**Aim of the exercise**
Starting at the top of the entries and ending with the line that contains "The phase line L3 is at (625, 417).", give the lines again with "circuit diagram" renamed to "wiring diagram" and nothing else changed.

[Dataset entries]

━━━━━━

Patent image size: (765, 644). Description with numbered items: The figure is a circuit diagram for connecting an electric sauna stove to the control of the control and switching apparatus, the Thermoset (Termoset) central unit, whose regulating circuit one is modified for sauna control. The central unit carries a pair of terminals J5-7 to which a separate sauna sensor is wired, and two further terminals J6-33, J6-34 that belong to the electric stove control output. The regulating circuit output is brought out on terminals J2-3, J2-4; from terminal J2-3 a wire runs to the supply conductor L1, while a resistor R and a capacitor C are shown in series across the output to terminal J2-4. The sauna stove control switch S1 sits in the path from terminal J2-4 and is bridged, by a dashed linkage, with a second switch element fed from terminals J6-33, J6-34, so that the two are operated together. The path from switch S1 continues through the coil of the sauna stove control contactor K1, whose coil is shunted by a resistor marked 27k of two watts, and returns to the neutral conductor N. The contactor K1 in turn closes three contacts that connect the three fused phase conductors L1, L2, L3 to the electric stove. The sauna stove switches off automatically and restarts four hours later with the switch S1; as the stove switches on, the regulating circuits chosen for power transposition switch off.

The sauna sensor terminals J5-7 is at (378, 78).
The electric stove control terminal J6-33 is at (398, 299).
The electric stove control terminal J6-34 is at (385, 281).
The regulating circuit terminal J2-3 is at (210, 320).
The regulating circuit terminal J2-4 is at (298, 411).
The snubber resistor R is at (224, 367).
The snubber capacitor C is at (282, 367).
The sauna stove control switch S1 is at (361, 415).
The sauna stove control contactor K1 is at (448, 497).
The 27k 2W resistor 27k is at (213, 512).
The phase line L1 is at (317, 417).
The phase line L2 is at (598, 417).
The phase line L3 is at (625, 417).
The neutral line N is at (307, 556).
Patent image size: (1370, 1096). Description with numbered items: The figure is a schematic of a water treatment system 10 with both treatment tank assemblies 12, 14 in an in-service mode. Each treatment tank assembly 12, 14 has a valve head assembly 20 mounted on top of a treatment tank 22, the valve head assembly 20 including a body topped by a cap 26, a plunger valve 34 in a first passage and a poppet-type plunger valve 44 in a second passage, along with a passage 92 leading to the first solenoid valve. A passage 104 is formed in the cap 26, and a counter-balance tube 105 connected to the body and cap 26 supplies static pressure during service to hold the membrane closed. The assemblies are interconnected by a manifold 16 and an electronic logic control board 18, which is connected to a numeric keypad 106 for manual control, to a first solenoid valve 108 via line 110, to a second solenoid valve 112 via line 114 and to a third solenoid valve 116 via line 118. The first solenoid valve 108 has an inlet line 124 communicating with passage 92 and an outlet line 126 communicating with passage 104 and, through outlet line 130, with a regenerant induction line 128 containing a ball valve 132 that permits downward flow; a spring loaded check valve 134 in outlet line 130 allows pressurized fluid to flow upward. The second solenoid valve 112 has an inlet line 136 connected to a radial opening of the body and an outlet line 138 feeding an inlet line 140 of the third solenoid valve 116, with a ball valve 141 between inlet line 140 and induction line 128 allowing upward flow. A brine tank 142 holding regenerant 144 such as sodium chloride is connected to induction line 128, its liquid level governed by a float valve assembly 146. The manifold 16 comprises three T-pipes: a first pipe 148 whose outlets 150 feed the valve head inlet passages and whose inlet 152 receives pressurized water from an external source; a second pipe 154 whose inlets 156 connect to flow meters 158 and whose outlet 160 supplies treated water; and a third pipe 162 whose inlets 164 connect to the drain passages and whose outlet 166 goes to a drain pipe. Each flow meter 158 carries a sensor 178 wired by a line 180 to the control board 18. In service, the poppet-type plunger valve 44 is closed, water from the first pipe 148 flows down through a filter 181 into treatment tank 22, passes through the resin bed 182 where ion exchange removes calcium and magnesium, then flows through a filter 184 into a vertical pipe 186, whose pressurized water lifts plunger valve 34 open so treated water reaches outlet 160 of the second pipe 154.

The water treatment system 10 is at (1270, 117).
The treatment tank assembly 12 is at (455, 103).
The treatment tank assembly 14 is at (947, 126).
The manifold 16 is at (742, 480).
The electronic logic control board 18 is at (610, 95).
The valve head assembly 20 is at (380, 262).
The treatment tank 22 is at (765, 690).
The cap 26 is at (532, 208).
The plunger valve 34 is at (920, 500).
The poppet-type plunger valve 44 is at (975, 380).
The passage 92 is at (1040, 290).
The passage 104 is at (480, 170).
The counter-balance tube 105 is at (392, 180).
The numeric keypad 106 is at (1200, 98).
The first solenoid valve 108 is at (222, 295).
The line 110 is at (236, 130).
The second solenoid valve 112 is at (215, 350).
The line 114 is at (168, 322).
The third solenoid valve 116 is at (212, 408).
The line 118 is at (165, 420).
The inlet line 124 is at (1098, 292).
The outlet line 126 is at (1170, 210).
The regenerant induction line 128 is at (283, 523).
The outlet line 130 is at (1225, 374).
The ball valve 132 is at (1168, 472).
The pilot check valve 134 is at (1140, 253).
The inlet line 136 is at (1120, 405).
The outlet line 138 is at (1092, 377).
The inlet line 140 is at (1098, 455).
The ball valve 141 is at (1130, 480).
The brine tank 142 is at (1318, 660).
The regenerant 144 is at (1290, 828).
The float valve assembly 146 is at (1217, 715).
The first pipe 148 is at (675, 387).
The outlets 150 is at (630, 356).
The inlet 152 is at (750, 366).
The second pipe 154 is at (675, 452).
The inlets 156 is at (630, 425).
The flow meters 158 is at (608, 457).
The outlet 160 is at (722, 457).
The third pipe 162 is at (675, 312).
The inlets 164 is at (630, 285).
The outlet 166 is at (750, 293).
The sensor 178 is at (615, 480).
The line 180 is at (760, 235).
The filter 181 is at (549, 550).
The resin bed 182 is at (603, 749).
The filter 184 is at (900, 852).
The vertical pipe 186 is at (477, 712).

━━━━━━

**The response**
Patent image size: (765, 644). Description with numbered items: The figure is a wiring diagram for connecting an electric sauna stove to the control of the control and switching apparatus, the Thermoset (Termoset) central unit, whose regulating circuit one is modified for sauna control. The central unit carries a pair of terminals J5-7 to which a separate sauna sensor is wired, and two further terminals J6-33, J6-34 that belong to the electric stove control output. The regulating circuit output is brought out on terminals J2-3, J2-4; from terminal J2-3 a wire runs to the supply conductor L1, while a resistor R and a capacitor C are shown in series across the output to terminal J2-4. The sauna stove control switch S1 sits in the path from terminal J2-4 and is bridged, by a dashed linkage, with a second switch element fed from terminals J6-33, J6-34, so that the two are operated together. The path from switch S1 continues through the coil of the sauna stove control contactor K1, whose coil is shunted by a resistor marked 27k of two watts, and returns to the neutral conductor N. The contactor K1 in turn closes three contacts that connect the three fused phase conductors L1, L2, L3 to the electric stove. The sauna stove switches off automatically and restarts four hours later with the switch S1; as the stove switches on, the regulating circuits chosen for power transposition switch off.

The sauna sensor terminals J5-7 is at (378, 78).
The electric stove control terminal J6-33 is at (398, 299).
The electric stove control terminal J6-34 is at (385, 281).
The regulating circuit terminal J2-3 is at (210, 320).
The regulating circuit terminal J2-4 is at (298, 411).
The snubber resistor R is at (224, 367).
The snubber capacitor C is at (282, 367).
The sauna stove control switch S1 is at (361, 415).
The sauna stove control contactor K1 is at (448, 497).
The 27k 2W resistor 27k is at (213, 512).
The phase line L1 is at (317, 417).
The phase line L2 is at (598, 417).
The phase line L3 is at (625, 417).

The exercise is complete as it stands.